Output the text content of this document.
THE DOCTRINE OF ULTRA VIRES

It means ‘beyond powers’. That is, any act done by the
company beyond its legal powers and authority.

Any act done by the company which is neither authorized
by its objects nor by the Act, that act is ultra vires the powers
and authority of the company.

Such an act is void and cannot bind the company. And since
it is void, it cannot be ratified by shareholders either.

········

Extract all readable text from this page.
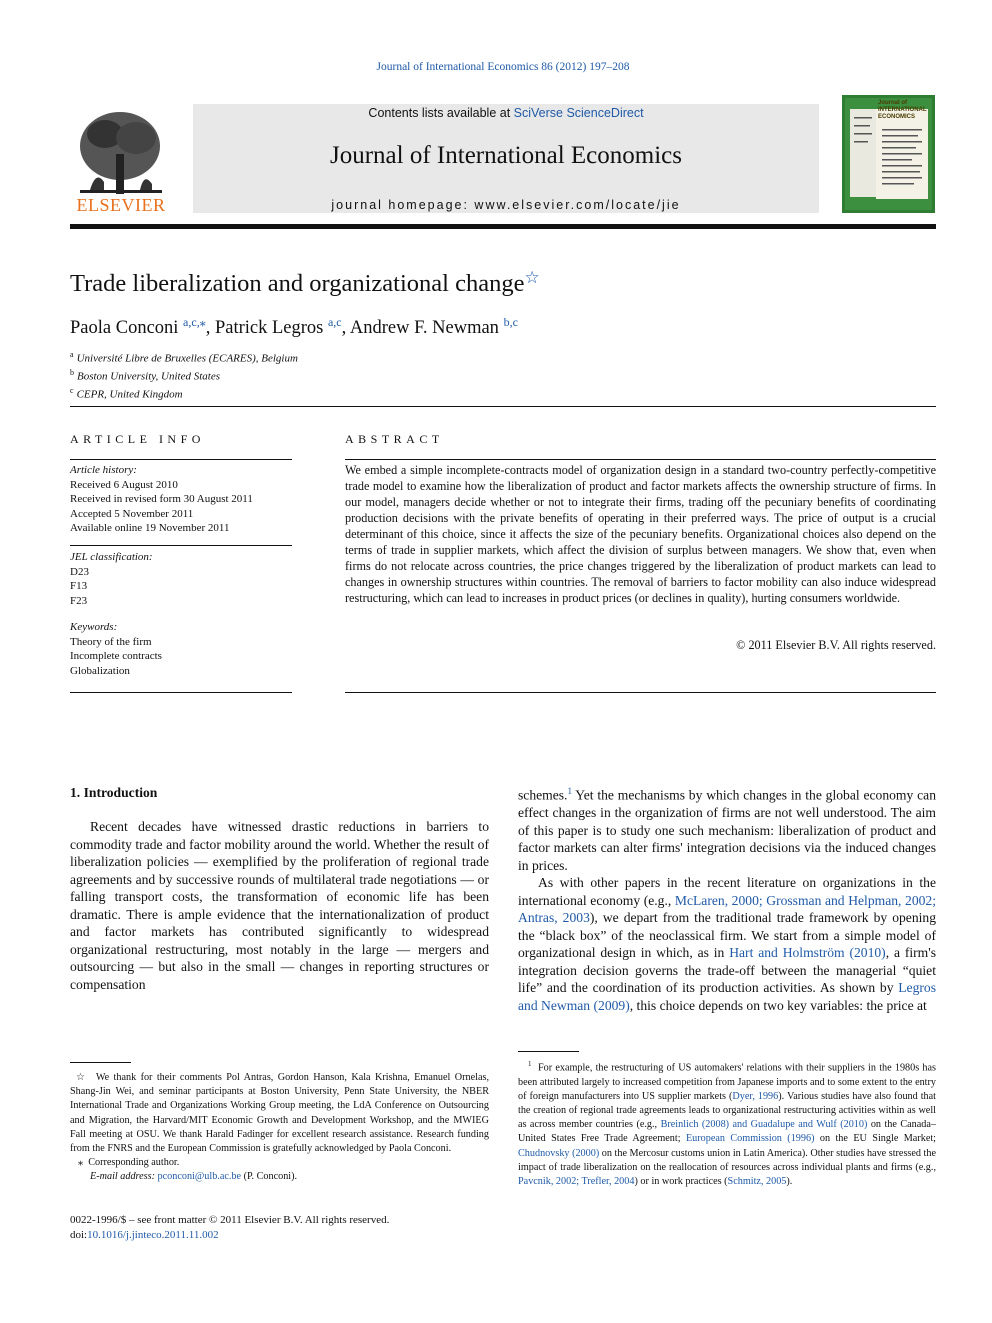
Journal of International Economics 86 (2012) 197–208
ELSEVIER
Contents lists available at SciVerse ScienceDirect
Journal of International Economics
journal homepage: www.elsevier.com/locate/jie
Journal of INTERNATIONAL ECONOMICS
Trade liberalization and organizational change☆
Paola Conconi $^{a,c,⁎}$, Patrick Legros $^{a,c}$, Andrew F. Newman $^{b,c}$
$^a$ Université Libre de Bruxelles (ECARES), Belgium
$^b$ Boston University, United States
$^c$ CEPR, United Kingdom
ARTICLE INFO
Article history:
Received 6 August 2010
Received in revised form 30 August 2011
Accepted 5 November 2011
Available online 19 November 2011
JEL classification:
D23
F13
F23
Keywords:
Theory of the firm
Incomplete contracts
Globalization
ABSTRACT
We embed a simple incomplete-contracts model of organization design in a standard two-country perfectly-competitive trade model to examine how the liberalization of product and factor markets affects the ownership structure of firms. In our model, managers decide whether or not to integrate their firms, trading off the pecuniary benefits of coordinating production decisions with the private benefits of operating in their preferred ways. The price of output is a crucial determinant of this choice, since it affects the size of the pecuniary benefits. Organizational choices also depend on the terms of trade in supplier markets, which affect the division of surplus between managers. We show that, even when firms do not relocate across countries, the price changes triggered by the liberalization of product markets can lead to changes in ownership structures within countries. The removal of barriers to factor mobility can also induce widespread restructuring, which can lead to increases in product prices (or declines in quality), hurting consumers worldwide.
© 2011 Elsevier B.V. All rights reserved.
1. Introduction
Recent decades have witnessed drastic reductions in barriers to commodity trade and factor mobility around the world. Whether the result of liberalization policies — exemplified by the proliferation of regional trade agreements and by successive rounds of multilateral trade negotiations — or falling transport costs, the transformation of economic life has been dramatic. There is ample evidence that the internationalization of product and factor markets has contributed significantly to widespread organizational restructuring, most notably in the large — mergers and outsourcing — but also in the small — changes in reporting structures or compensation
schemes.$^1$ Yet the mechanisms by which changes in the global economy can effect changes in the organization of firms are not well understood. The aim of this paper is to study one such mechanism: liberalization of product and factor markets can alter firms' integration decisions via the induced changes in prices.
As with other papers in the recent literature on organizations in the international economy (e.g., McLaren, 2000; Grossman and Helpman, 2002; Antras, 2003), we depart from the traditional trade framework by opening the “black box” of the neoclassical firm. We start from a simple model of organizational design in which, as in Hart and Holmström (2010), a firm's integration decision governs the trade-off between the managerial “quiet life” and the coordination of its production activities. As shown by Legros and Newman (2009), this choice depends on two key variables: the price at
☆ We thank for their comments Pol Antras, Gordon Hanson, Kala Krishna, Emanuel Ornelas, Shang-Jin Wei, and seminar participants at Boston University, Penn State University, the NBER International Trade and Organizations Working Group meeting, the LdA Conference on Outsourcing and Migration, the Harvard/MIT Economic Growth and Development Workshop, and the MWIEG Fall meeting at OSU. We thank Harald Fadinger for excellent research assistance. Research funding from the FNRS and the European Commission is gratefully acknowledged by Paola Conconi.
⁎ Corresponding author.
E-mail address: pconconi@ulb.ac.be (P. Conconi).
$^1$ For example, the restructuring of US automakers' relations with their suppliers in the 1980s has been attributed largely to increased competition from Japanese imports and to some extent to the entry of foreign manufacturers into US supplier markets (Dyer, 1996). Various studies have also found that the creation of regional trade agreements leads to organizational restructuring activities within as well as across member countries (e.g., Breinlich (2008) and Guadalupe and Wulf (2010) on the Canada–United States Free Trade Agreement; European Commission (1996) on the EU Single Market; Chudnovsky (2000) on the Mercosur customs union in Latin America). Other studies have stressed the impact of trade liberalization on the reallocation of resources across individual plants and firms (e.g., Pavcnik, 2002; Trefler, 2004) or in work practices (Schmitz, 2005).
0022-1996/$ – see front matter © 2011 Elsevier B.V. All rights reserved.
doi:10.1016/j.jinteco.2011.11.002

········

### THE TASK
Determine how many lines of the listing above include the word "powers", and report that number only.

### ANSWER TO THIS PROBLEM
3